--- start DATA TO USE ---
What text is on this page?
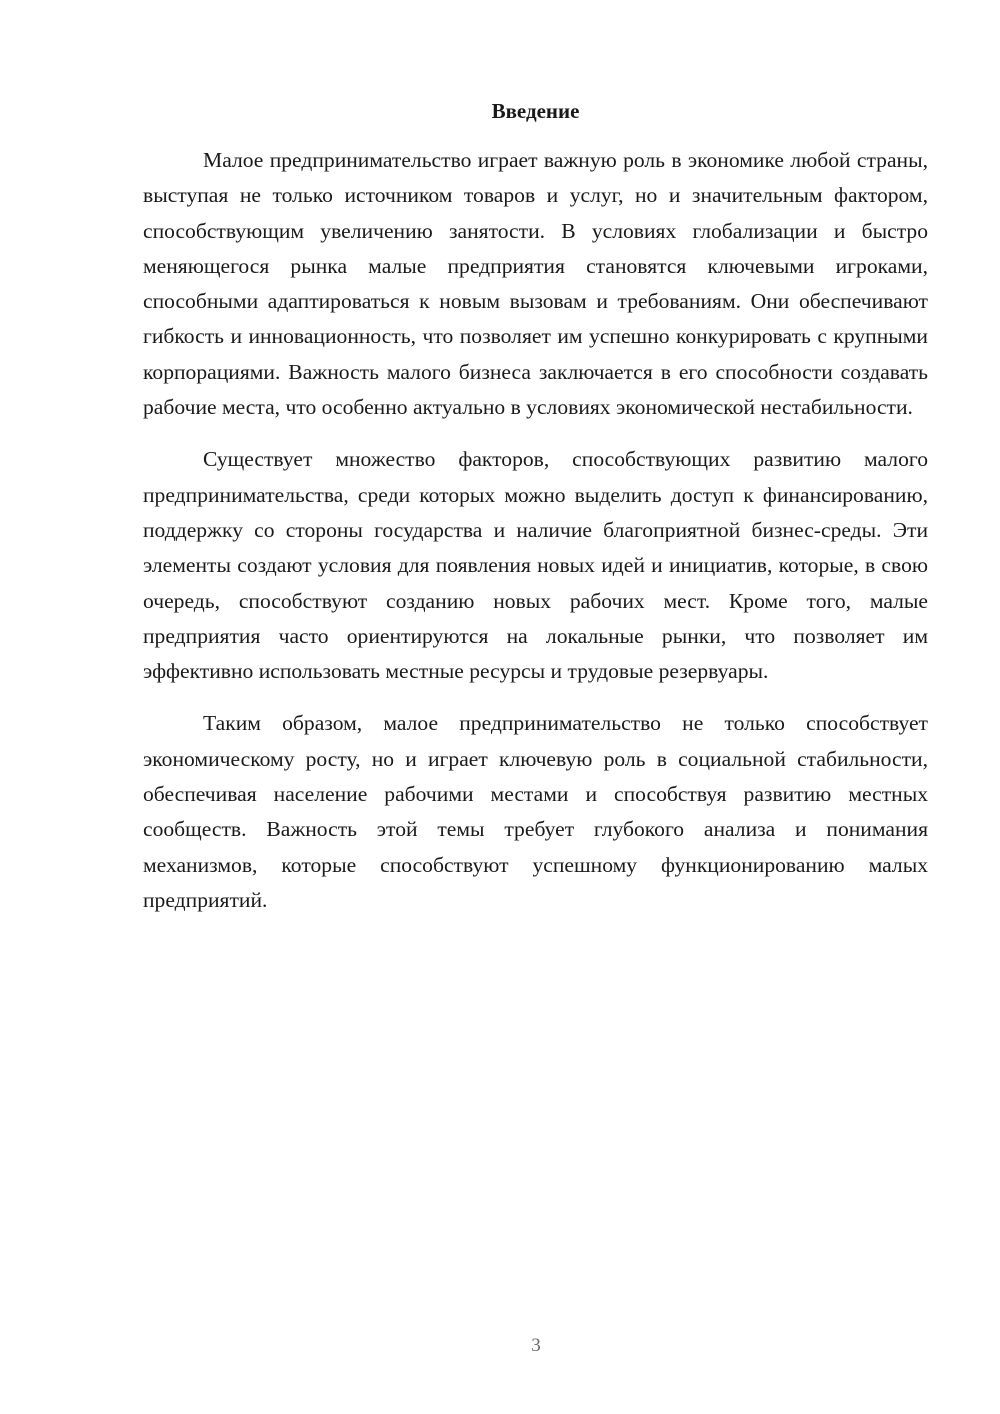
Введение

Малое предпринимательство играет важную роль в экономике любой страны, выступая не только источником товаров и услуг, но и значительным фактором, способствующим увеличению занятости. В условиях глобализации и быстро меняющегося рынка малые предприятия становятся ключевыми игроками, способными адаптироваться к новым вызовам и требованиям. Они обеспечивают гибкость и инновационность, что позволяет им успешно конкурировать с крупными корпорациями. Важность малого бизнеса заключается в его способности создавать рабочие места, что особенно актуально в условиях экономической нестабильности.

Существует множество факторов, способствующих развитию малого предпринимательства, среди которых можно выделить доступ к финансированию, поддержку со стороны государства и наличие благоприятной бизнес-среды. Эти элементы создают условия для появления новых идей и инициатив, которые, в свою очередь, способствуют созданию новых рабочих мест. Кроме того, малые предприятия часто ориентируются на локальные рынки, что позволяет им эффективно использовать местные ресурсы и трудовые резервуары.

Таким образом, малое предпринимательство не только способствует экономическому росту, но и играет ключевую роль в социальной стабильности, обеспечивая население рабочими местами и способствуя развитию местных сообществ. Важность этой темы требует глубокого анализа и понимания механизмов, которые способствуют успешному функционированию малых предприятий.

3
--- end DATA TO USE ---
» INSTRUCTIONS TO FOLLOW:
Leave the pictures out and reproduce each record exactly as written.

» SOLVED EXERCISE:
What text is on this page?
Введение

Малое предпринимательство играет важную роль в экономике любой страны, выступая не только источником товаров и услуг, но и значительным фактором, способствующим увеличению занятости. В условиях глобализации и быстро меняющегося рынка малые предприятия становятся ключевыми игроками, способными адаптироваться к новым вызовам и требованиям. Они обеспечивают гибкость и инновационность, что позволяет им успешно конкурировать с крупными корпорациями. Важность малого бизнеса заключается в его способности создавать рабочие места, что особенно актуально в условиях экономической нестабильности.

Существует множество факторов, способствующих развитию малого предпринимательства, среди которых можно выделить доступ к финансированию, поддержку со стороны государства и наличие благоприятной бизнес-среды. Эти элементы создают условия для появления новых идей и инициатив, которые, в свою очередь, способствуют созданию новых рабочих мест. Кроме того, малые предприятия часто ориентируются на локальные рынки, что позволяет им эффективно использовать местные ресурсы и трудовые резервуары.

Таким образом, малое предпринимательство не только способствует экономическому росту, но и играет ключевую роль в социальной стабильности, обеспечивая население рабочими местами и способствуя развитию местных сообществ. Важность этой темы требует глубокого анализа и понимания механизмов, которые способствуют успешному функционированию малых предприятий.

3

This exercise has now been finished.